> **WHAT NEEDS TO BE DONE**: Your task is to gather the lines below that hold the string "content".

> **PROVIDED RECORDS**:
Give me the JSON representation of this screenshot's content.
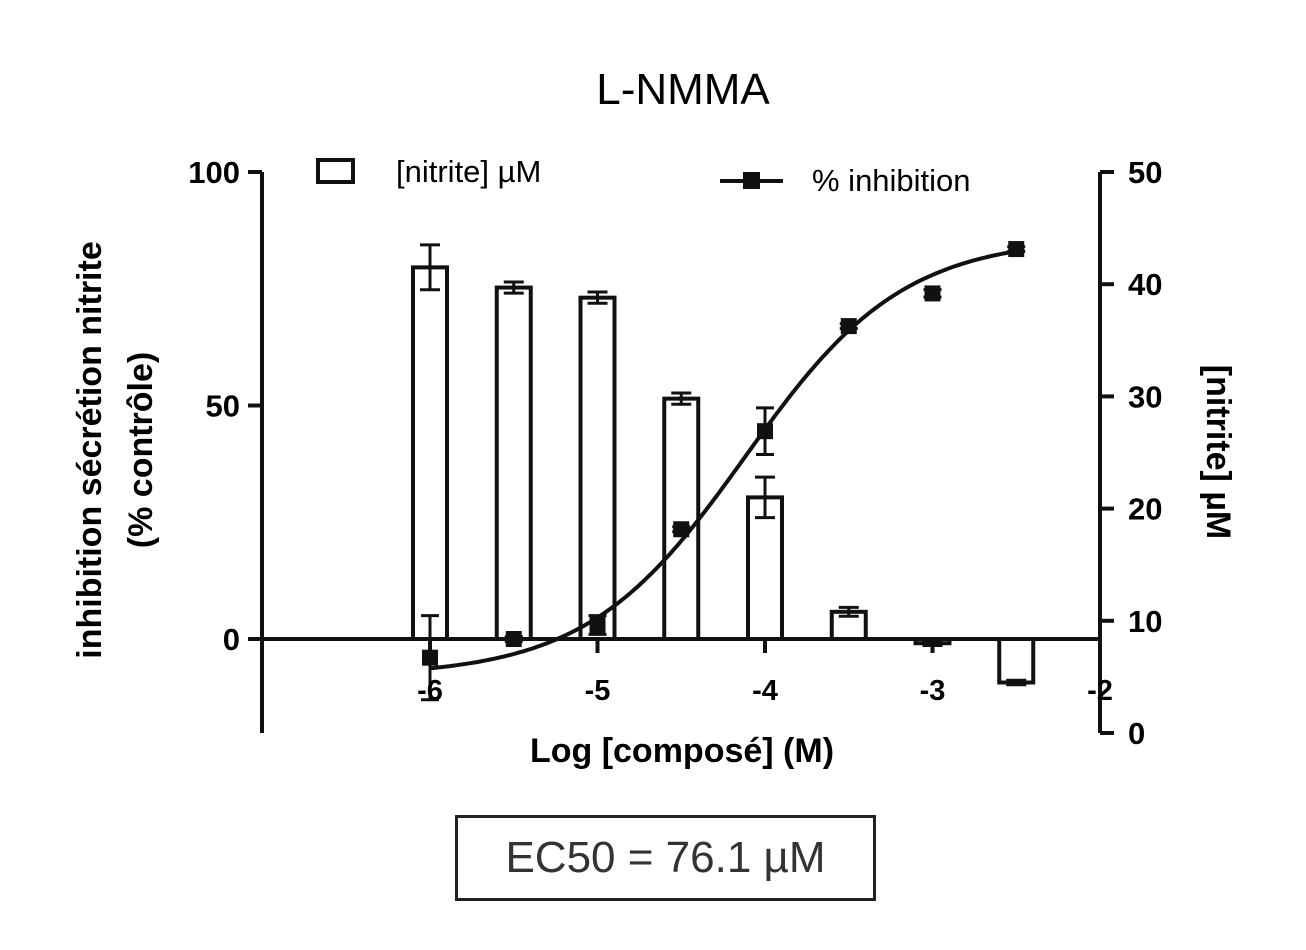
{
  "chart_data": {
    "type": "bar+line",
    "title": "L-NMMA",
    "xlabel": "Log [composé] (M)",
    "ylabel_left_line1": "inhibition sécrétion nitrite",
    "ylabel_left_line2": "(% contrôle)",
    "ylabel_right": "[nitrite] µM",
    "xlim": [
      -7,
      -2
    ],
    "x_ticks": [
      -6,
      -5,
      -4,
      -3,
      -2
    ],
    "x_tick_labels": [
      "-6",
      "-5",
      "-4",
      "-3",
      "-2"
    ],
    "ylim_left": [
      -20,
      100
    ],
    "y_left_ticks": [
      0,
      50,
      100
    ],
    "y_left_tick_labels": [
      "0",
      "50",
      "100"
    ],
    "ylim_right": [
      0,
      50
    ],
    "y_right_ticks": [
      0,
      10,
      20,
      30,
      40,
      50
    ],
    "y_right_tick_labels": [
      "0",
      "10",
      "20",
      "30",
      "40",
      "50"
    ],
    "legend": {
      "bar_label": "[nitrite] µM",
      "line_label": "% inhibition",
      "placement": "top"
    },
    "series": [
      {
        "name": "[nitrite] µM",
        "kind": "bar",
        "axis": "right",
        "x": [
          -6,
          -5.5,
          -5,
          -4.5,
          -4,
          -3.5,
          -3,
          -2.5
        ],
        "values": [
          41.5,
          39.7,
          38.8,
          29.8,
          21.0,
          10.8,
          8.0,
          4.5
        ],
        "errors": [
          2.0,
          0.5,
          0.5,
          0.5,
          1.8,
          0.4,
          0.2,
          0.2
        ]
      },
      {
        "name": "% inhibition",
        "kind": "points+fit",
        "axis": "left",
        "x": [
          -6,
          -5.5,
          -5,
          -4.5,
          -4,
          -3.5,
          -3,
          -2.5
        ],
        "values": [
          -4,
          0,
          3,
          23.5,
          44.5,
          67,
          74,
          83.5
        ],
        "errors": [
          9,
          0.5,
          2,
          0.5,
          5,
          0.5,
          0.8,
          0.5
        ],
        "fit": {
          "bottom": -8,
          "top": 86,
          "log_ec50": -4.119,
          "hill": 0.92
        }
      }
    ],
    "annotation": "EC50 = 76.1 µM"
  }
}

* * *

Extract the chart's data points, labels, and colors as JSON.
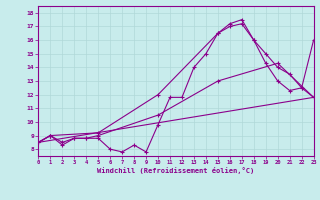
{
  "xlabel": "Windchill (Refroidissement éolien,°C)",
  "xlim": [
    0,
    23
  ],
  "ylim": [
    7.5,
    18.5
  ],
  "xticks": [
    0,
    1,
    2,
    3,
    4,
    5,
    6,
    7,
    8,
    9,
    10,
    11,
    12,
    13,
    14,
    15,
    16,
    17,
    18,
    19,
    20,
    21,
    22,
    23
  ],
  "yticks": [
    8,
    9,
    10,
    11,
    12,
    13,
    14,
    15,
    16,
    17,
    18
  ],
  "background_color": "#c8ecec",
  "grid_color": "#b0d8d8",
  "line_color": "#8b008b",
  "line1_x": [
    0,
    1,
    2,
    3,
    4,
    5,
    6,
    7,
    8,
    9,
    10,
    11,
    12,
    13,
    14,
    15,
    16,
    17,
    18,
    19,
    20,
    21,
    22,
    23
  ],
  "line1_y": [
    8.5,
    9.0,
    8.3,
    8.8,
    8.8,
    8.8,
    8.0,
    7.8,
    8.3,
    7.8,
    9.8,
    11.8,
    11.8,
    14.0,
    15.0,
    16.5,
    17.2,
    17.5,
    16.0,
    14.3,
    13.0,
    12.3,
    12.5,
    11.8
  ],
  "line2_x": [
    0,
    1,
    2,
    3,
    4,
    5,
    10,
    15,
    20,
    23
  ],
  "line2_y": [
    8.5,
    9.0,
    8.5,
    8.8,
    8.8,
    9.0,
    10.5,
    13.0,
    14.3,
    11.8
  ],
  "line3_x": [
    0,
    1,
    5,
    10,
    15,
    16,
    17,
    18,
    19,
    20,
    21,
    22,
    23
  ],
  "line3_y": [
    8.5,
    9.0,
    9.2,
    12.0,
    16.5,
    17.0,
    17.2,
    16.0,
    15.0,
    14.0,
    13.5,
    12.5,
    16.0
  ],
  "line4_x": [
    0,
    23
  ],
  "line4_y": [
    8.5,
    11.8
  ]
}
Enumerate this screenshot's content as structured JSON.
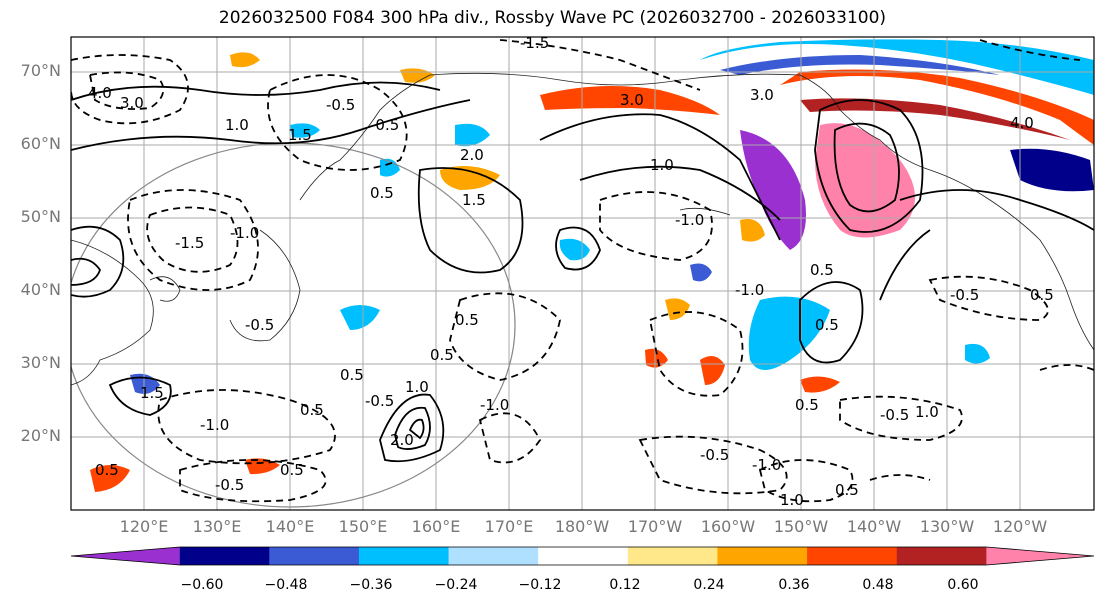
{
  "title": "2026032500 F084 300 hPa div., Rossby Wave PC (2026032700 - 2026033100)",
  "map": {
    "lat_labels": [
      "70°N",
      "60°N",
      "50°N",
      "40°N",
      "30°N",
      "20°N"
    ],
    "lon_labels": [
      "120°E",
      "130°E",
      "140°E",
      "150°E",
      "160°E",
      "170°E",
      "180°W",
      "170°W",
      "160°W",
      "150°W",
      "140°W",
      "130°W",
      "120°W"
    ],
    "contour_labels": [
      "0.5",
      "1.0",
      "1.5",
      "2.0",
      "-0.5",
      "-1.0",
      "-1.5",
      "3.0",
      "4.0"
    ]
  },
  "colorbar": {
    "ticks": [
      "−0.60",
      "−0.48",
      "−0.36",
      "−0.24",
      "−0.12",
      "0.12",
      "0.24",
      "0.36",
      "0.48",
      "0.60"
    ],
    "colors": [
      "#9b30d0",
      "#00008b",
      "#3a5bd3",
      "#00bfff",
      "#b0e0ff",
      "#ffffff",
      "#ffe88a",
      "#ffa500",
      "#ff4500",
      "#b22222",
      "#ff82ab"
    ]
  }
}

> **SOLUTION TO THE PROBLEM**:
Give me the JSON representation of this screenshot's content.
Enumerate this screenshot's content as structured JSON.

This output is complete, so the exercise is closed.